Texto:
····················

Luiz Phillipi Mourão, conhecido como o “sicário” de Daniel Vorcaro, dono do Banco Master, está em estado grave no hospital, mas não está em protocolo de morte cerebral. A afirmação é do advogado de Mourão, Robson Lucas da Silva, nessa quinta-feira (6).

Mourão está internado no Centro de Terapia Intensiva do Hospital João XXIII, em Belo Horizonte, desde quarta-feira à noite.

Sicário foi internado após tentar tirar a própria vida em uma cela da Superintendência da Polícia Federal em Minas Gerais, depois de ser preso na Operação Compliance Zero.

O advogado de Mourão, afirmou que não houve evolução no quadro de saúde.

"A condição clínica do Luiz atual não é indicativa da abertura do protocolo. Essa abertura do protocolo depende da manifestação clínica, da evolução para pior, não se chegou ainda a esse momento. Espero que não se chegue, mas os médicos ainda não têm, de acordo com a literatura médica, condição de abrir esse protocolo, dar início a esse protocolo de morte encefálica".

Veículos de imprensa chegaram a noticiar a morte cerebral de Luiz Phillipi. A Polícia Federal negou a informação e afirmou que o estado de saúde do preso seria divulgado após atualização da equipe médica.

A corporação informou ainda que vai investigar a tentativa de suicídio e disponibilizar ao gabinete do ministro André Mendonça, relator do processo no Supremo Tribunal Federal, todos os registros em vídeo da permanência de Mourão na superintendência da corporação em Minas.

O advogado Robson Lucas da Silva cita um desencontro de informações.

"Pois é, talvez um desencontro aí, infeliz, de informações, mas a certeza, a convicção que nós temos, por isso que eu fiz questão de conversar com o diretor para efetivamente ter as informações precisas. E as informações são estas, no sentido de que não há indicativo de abertura do protocolo de morte encefálica".

A Fundação Hospitalar de Minas Gerais informou que, em conformidade com a Lei Geral de Proteção de Dados, não pode disponibilizar qualquer dado individualizado sobre a privacidade do paciente.

····················

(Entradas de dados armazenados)
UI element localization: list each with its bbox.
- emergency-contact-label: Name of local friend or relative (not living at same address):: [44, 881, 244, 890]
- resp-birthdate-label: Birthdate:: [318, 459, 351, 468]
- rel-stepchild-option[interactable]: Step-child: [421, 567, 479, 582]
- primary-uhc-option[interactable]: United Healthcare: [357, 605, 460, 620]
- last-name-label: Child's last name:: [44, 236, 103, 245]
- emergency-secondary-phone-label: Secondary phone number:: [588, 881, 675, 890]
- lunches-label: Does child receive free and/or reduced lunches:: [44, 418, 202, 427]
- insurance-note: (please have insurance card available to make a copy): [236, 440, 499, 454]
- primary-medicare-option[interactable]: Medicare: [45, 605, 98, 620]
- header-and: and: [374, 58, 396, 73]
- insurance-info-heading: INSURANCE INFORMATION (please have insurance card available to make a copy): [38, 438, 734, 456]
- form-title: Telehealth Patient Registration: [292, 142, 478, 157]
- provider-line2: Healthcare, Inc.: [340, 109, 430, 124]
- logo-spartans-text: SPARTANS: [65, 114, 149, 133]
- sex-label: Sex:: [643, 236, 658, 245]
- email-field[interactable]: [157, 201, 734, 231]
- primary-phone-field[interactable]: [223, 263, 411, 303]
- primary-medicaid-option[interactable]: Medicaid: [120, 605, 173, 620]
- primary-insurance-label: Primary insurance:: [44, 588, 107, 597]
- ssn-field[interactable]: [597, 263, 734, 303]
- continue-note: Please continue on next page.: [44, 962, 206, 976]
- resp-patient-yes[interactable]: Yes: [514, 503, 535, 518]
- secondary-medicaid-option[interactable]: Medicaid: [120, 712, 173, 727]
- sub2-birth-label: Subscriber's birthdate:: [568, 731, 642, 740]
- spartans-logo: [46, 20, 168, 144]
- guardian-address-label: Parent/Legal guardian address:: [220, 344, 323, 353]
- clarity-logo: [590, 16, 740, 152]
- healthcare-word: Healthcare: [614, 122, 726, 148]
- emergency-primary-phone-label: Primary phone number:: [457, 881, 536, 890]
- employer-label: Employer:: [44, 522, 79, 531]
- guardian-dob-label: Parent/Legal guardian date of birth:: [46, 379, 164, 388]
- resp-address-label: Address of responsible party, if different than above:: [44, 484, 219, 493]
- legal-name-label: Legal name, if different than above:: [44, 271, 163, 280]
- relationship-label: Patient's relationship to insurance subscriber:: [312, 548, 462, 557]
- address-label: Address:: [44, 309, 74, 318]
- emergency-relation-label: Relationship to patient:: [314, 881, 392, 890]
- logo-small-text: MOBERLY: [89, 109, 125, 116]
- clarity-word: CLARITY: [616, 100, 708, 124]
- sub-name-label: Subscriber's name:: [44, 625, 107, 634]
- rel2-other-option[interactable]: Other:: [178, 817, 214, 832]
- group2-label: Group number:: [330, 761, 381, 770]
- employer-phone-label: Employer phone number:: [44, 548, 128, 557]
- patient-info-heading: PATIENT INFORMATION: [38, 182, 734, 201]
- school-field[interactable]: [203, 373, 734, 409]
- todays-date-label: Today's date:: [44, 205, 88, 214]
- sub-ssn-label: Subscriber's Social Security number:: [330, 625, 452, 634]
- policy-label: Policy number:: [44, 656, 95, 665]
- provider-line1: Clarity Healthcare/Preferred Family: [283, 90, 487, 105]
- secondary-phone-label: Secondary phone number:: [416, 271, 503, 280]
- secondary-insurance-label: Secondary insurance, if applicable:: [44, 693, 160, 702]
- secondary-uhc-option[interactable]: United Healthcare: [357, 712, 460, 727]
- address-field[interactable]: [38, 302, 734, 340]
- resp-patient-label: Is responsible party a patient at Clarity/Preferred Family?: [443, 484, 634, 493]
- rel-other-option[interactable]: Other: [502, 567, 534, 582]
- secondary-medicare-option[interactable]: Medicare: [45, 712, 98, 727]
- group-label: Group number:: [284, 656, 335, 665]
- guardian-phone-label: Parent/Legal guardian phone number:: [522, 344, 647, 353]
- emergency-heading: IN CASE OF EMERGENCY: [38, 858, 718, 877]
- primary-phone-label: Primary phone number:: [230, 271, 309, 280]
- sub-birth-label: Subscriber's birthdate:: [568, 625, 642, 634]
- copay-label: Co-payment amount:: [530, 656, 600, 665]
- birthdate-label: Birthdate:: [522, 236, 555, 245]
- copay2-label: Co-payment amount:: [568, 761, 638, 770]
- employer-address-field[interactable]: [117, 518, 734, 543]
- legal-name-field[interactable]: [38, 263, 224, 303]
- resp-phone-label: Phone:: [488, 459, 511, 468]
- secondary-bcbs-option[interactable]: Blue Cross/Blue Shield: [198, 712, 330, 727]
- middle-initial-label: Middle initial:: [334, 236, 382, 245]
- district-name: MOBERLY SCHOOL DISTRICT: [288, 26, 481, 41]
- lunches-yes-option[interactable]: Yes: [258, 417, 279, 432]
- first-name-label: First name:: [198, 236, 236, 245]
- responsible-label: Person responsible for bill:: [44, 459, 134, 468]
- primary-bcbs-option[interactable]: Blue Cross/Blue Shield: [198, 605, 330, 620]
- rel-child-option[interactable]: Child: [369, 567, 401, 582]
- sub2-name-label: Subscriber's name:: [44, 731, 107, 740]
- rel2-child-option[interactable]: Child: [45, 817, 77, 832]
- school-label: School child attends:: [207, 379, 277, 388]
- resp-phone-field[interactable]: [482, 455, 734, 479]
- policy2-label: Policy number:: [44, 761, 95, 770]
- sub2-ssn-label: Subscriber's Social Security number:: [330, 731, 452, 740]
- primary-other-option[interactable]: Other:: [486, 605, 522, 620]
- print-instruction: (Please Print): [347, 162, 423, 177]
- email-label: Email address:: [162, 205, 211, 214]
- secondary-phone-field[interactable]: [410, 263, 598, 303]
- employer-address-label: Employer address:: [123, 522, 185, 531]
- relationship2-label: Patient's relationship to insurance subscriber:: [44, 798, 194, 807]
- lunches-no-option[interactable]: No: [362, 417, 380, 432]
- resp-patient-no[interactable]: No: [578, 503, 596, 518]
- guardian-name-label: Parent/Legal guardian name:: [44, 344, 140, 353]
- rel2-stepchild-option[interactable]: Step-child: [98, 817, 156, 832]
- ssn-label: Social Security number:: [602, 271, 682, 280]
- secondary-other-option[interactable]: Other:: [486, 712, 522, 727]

····················

Enunciado da tarefa: Altere o trecho do texto sobre a internação de Luiz Phillipi Mourão que começa em "Mourão está internado" e segue até "Operação Compliance Zero.", trocando "Centro de Terapia Intensiva" por "CTI". Os registros não são necessários para este exercício.

Resolução do exercício:
Mourão está internado no CTI do Hospital João XXIII, em Belo Horizonte, desde quarta-feira à noite.

Sicário foi internado após tentar tirar a própria vida em uma cela da Superintendência da Polícia Federal em Minas Gerais, depois de ser preso na Operação Compliance Zero.